**Task to carry out:**
Find each line with the word "SYMFONIA" and state how many there are, nothing more.

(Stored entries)
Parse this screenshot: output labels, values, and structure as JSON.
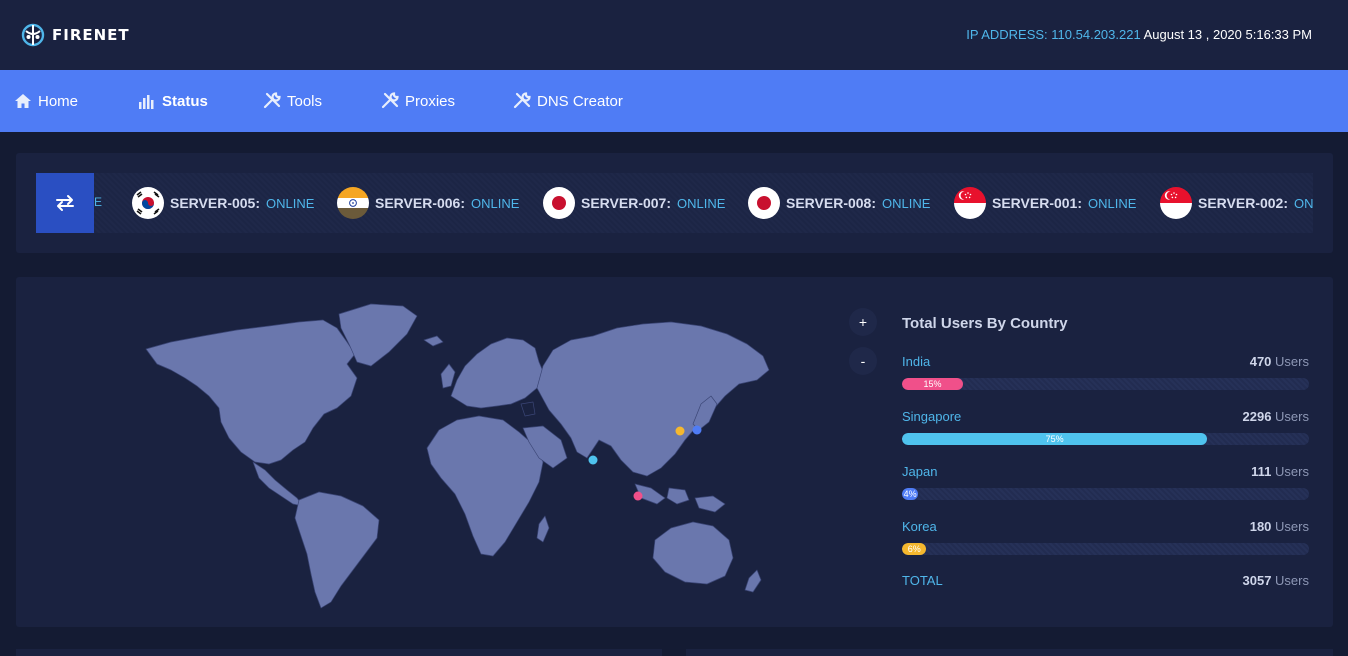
{
  "header": {
    "brand": "FIRENET",
    "ip_label": "IP ADDRESS: 110.54.203.221",
    "datetime": "August 13 , 2020 5:16:33 PM"
  },
  "nav": [
    {
      "label": "Home",
      "icon": "home-icon"
    },
    {
      "label": "Status",
      "icon": "bar-chart-icon"
    },
    {
      "label": "Tools",
      "icon": "tools-icon"
    },
    {
      "label": "Proxies",
      "icon": "tools-icon"
    },
    {
      "label": "DNS Creator",
      "icon": "tools-icon"
    }
  ],
  "ticker": {
    "cut_text": "E",
    "servers": [
      {
        "name": "SERVER-005:",
        "status": "ONLINE",
        "flag": "korea-flag-icon"
      },
      {
        "name": "SERVER-006:",
        "status": "ONLINE",
        "flag": "india-flag-icon"
      },
      {
        "name": "SERVER-007:",
        "status": "ONLINE",
        "flag": "japan-flag-icon"
      },
      {
        "name": "SERVER-008:",
        "status": "ONLINE",
        "flag": "japan-flag-icon"
      },
      {
        "name": "SERVER-001:",
        "status": "ONLINE",
        "flag": "singapore-flag-icon"
      },
      {
        "name": "SERVER-002:",
        "status": "ONLINE",
        "flag": "singapore-flag-icon"
      }
    ]
  },
  "map": {
    "zoom_in": "+",
    "zoom_out": "-",
    "land_color": "#6a77ad"
  },
  "stats": {
    "title": "Total Users By Country",
    "rows": [
      {
        "country": "India",
        "count": "470",
        "unit": "Users",
        "percent_label": "15%",
        "percent": 15,
        "color": "#f0508a"
      },
      {
        "country": "Singapore",
        "count": "2296",
        "unit": "Users",
        "percent_label": "75%",
        "percent": 75,
        "color": "#4fc3ee"
      },
      {
        "country": "Japan",
        "count": "111",
        "unit": "Users",
        "percent_label": "4%",
        "percent": 4,
        "color": "#4f7cf5"
      },
      {
        "country": "Korea",
        "count": "180",
        "unit": "Users",
        "percent_label": "6%",
        "percent": 6,
        "color": "#f5b82e"
      }
    ],
    "total_label": "TOTAL",
    "total_count": "3057",
    "total_unit": "Users"
  }
}
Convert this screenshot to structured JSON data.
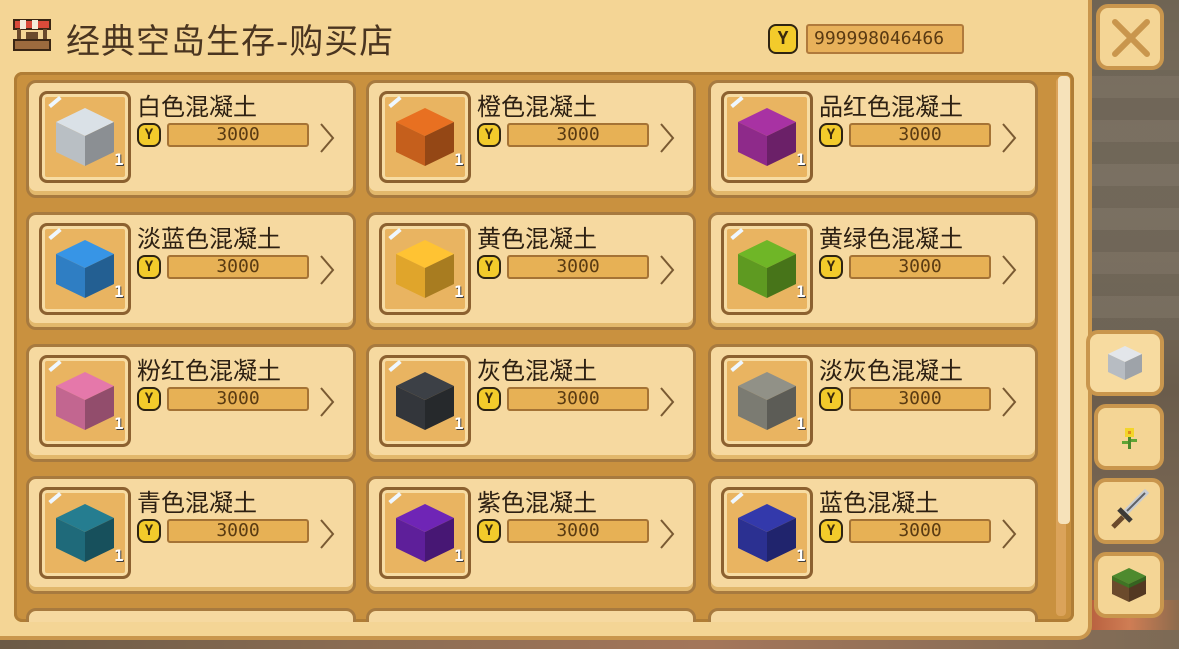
{
  "title": "经典空岛生存-购买店",
  "balance": "999998046466",
  "currency_symbol": "Y",
  "icons": {
    "title": "shop-stall-icon",
    "close": "close-icon",
    "coin": "coin-icon",
    "chevron": "chevron-right-icon",
    "tabs": [
      "concrete-block-icon",
      "flower-icon",
      "sword-icon",
      "grass-block-icon"
    ]
  },
  "items": [
    {
      "name": "白色混凝土",
      "price": "3000",
      "qty": "1",
      "color": "#b9bfc4"
    },
    {
      "name": "橙色混凝土",
      "price": "3000",
      "qty": "1",
      "color": "#c55f1c"
    },
    {
      "name": "品红色混凝土",
      "price": "3000",
      "qty": "1",
      "color": "#8e2a8a"
    },
    {
      "name": "淡蓝色混凝土",
      "price": "3000",
      "qty": "1",
      "color": "#2f7ec3"
    },
    {
      "name": "黄色混凝土",
      "price": "3000",
      "qty": "1",
      "color": "#e0a52b"
    },
    {
      "name": "黄绿色混凝土",
      "price": "3000",
      "qty": "1",
      "color": "#5e9a21"
    },
    {
      "name": "粉红色混凝土",
      "price": "3000",
      "qty": "1",
      "color": "#c26690"
    },
    {
      "name": "灰色混凝土",
      "price": "3000",
      "qty": "1",
      "color": "#33363b"
    },
    {
      "name": "淡灰色混凝土",
      "price": "3000",
      "qty": "1",
      "color": "#7b7b72"
    },
    {
      "name": "青色混凝土",
      "price": "3000",
      "qty": "1",
      "color": "#1f6a7a"
    },
    {
      "name": "紫色混凝土",
      "price": "3000",
      "qty": "1",
      "color": "#5e1f9a"
    },
    {
      "name": "蓝色混凝土",
      "price": "3000",
      "qty": "1",
      "color": "#2b3091"
    }
  ],
  "active_tab": 0
}
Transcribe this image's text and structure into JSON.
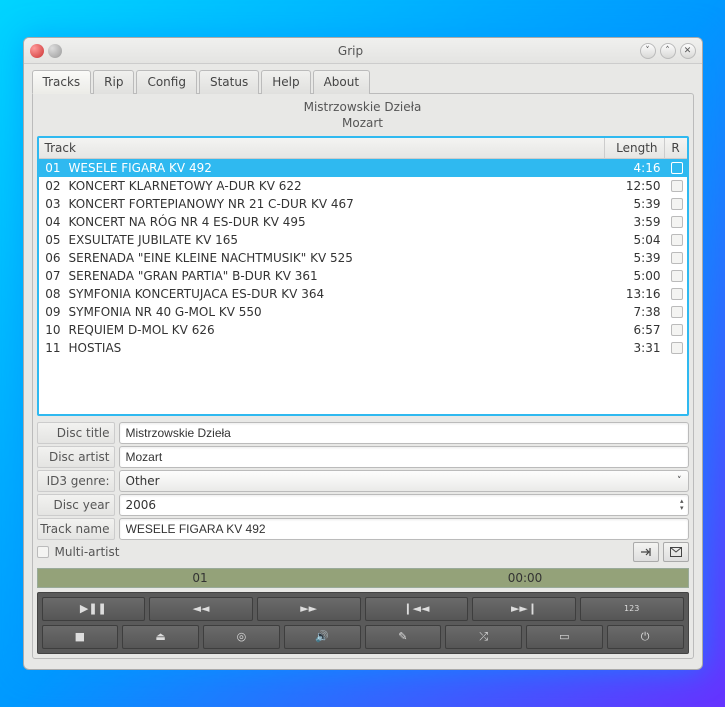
{
  "window": {
    "title": "Grip"
  },
  "tabs": [
    "Tracks",
    "Rip",
    "Config",
    "Status",
    "Help",
    "About"
  ],
  "active_tab": 0,
  "album": {
    "title": "Mistrzowskie Dzieła",
    "artist": "Mozart"
  },
  "columns": {
    "track": "Track",
    "length": "Length",
    "r": "R"
  },
  "tracks": [
    {
      "num": "01",
      "title": "WESELE FIGARA KV 492",
      "length": "4:16",
      "selected": true
    },
    {
      "num": "02",
      "title": "KONCERT KLARNETOWY A-DUR KV 622",
      "length": "12:50"
    },
    {
      "num": "03",
      "title": "KONCERT FORTEPIANOWY NR 21 C-DUR KV 467",
      "length": "5:39"
    },
    {
      "num": "04",
      "title": "KONCERT NA RÓG NR 4 ES-DUR KV 495",
      "length": "3:59"
    },
    {
      "num": "05",
      "title": "EXSULTATE JUBILATE KV 165",
      "length": "5:04"
    },
    {
      "num": "06",
      "title": "SERENADA \"EINE KLEINE NACHTMUSIK\" KV 525",
      "length": "5:39"
    },
    {
      "num": "07",
      "title": "SERENADA \"GRAN PARTIA\" B-DUR KV 361",
      "length": "5:00"
    },
    {
      "num": "08",
      "title": "SYMFONIA KONCERTUJACA ES-DUR KV 364",
      "length": "13:16"
    },
    {
      "num": "09",
      "title": "SYMFONIA NR 40 G-MOL KV 550",
      "length": "7:38"
    },
    {
      "num": "10",
      "title": "REQUIEM D-MOL KV 626",
      "length": "6:57"
    },
    {
      "num": "11",
      "title": "HOSTIAS",
      "length": "3:31"
    }
  ],
  "form": {
    "disc_title_label": "Disc title",
    "disc_title": "Mistrzowskie Dzieła",
    "disc_artist_label": "Disc artist",
    "disc_artist": "Mozart",
    "genre_label": "ID3 genre:",
    "genre": "Other",
    "year_label": "Disc year",
    "year": "2006",
    "track_name_label": "Track name",
    "track_name": "WESELE FIGARA KV 492",
    "multi_artist_label": "Multi-artist"
  },
  "progress": {
    "left": "01",
    "right": "00:00"
  },
  "ctrl_counter": "123"
}
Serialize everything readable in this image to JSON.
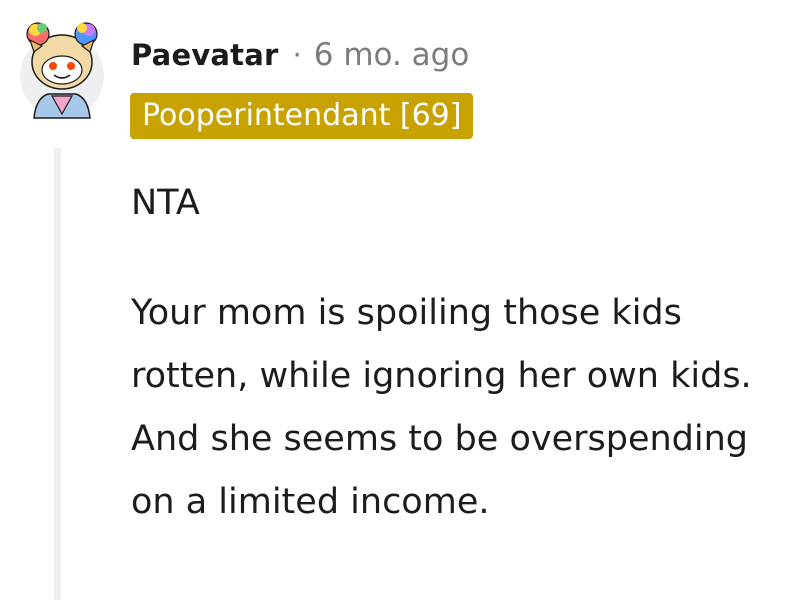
{
  "comment": {
    "author": "Paevatar",
    "separator": "·",
    "timestamp": "6 mo. ago",
    "flair": "Pooperintendant [69]",
    "paragraphs": [
      "NTA",
      "Your mom is spoiling those kids rotten, while ignoring her own kids. And she seems to be overspending on a limited income."
    ]
  },
  "colors": {
    "flair_bg": "#c8a200",
    "flair_text": "#ffffff",
    "meta_text": "#7c7c7c",
    "body_text": "#1c1c1c",
    "thread_line": "#edeff1"
  },
  "icons": {
    "avatar": "snoo-avatar-rainbow-hair"
  }
}
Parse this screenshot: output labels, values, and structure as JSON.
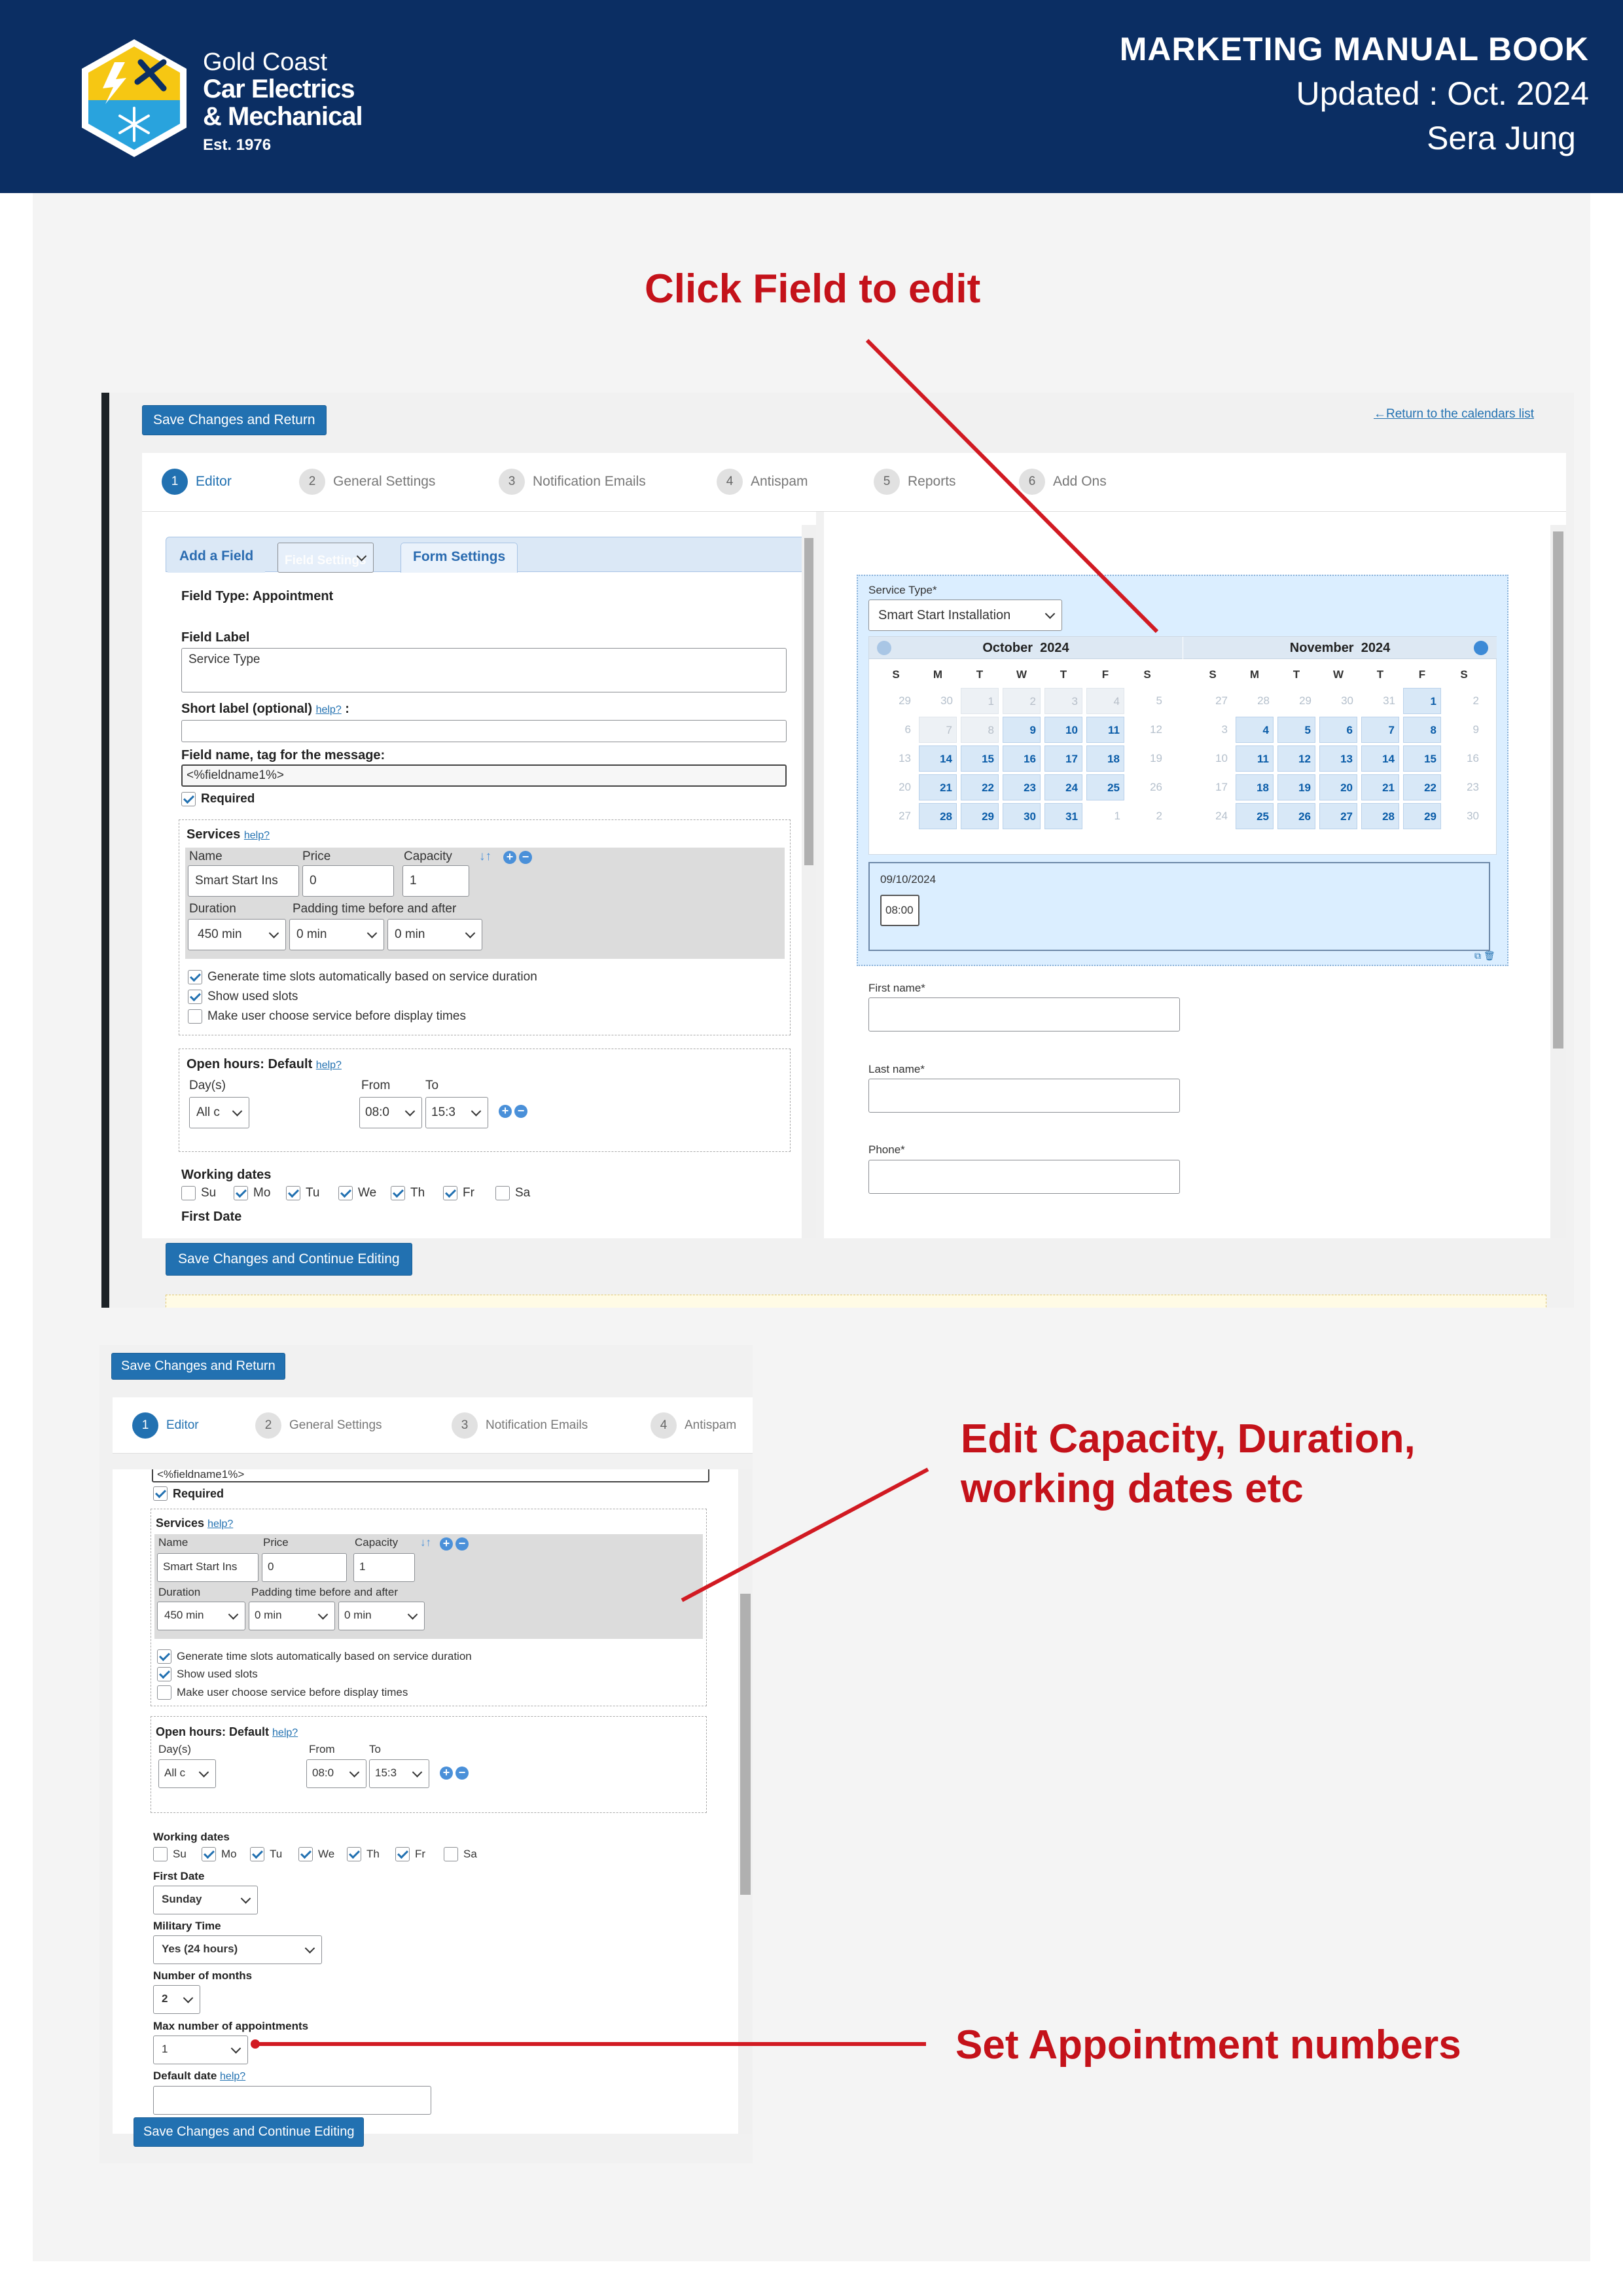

**Answer to this problem:**
2